## begin Task material

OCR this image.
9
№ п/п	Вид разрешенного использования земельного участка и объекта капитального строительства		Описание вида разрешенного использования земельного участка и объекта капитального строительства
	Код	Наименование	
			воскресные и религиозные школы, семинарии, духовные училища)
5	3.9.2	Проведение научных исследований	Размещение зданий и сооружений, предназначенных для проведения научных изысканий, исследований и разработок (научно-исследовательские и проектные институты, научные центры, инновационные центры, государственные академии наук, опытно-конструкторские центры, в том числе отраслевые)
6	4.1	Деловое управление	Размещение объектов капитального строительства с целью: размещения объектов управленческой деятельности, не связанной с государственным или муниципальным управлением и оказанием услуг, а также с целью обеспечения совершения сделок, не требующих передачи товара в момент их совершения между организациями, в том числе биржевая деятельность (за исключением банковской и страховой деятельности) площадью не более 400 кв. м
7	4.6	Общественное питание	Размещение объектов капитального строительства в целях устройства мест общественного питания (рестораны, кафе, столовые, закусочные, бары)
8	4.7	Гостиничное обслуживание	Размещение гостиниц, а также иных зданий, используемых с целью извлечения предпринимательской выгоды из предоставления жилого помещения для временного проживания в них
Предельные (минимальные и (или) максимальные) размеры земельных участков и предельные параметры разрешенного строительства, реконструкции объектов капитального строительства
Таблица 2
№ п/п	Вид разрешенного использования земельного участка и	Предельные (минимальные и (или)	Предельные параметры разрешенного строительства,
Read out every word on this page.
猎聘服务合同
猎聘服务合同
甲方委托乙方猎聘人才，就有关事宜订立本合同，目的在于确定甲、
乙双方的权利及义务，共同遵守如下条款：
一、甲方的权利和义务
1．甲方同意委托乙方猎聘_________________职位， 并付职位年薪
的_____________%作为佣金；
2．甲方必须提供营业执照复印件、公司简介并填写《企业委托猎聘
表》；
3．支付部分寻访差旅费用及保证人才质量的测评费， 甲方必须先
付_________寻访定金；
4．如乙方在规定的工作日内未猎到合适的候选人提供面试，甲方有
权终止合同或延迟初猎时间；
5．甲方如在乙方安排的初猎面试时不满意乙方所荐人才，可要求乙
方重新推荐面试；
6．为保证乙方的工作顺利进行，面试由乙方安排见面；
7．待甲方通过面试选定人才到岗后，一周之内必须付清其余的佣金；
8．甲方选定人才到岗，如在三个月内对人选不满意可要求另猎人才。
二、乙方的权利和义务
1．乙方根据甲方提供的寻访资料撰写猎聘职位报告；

## end Task material

What is needed -> Would you quote, exactly and only, the lines from the one containing "Read out every word on this page." to the end of the entries?

Answer to the problem ->
Read out every word on this page.
猎聘服务合同
猎聘服务合同
甲方委托乙方猎聘人才，就有关事宜订立本合同，目的在于确定甲、
乙双方的权利及义务，共同遵守如下条款：
一、甲方的权利和义务
1．甲方同意委托乙方猎聘_________________职位， 并付职位年薪
的_____________%作为佣金；
2．甲方必须提供营业执照复印件、公司简介并填写《企业委托猎聘
表》；
3．支付部分寻访差旅费用及保证人才质量的测评费， 甲方必须先
付_________寻访定金；
4．如乙方在规定的工作日内未猎到合适的候选人提供面试，甲方有
权终止合同或延迟初猎时间；
5．甲方如在乙方安排的初猎面试时不满意乙方所荐人才，可要求乙
方重新推荐面试；
6．为保证乙方的工作顺利进行，面试由乙方安排见面；
7．待甲方通过面试选定人才到岗后，一周之内必须付清其余的佣金；
8．甲方选定人才到岗，如在三个月内对人选不满意可要求另猎人才。
二、乙方的权利和义务
1．乙方根据甲方提供的寻访资料撰写猎聘职位报告；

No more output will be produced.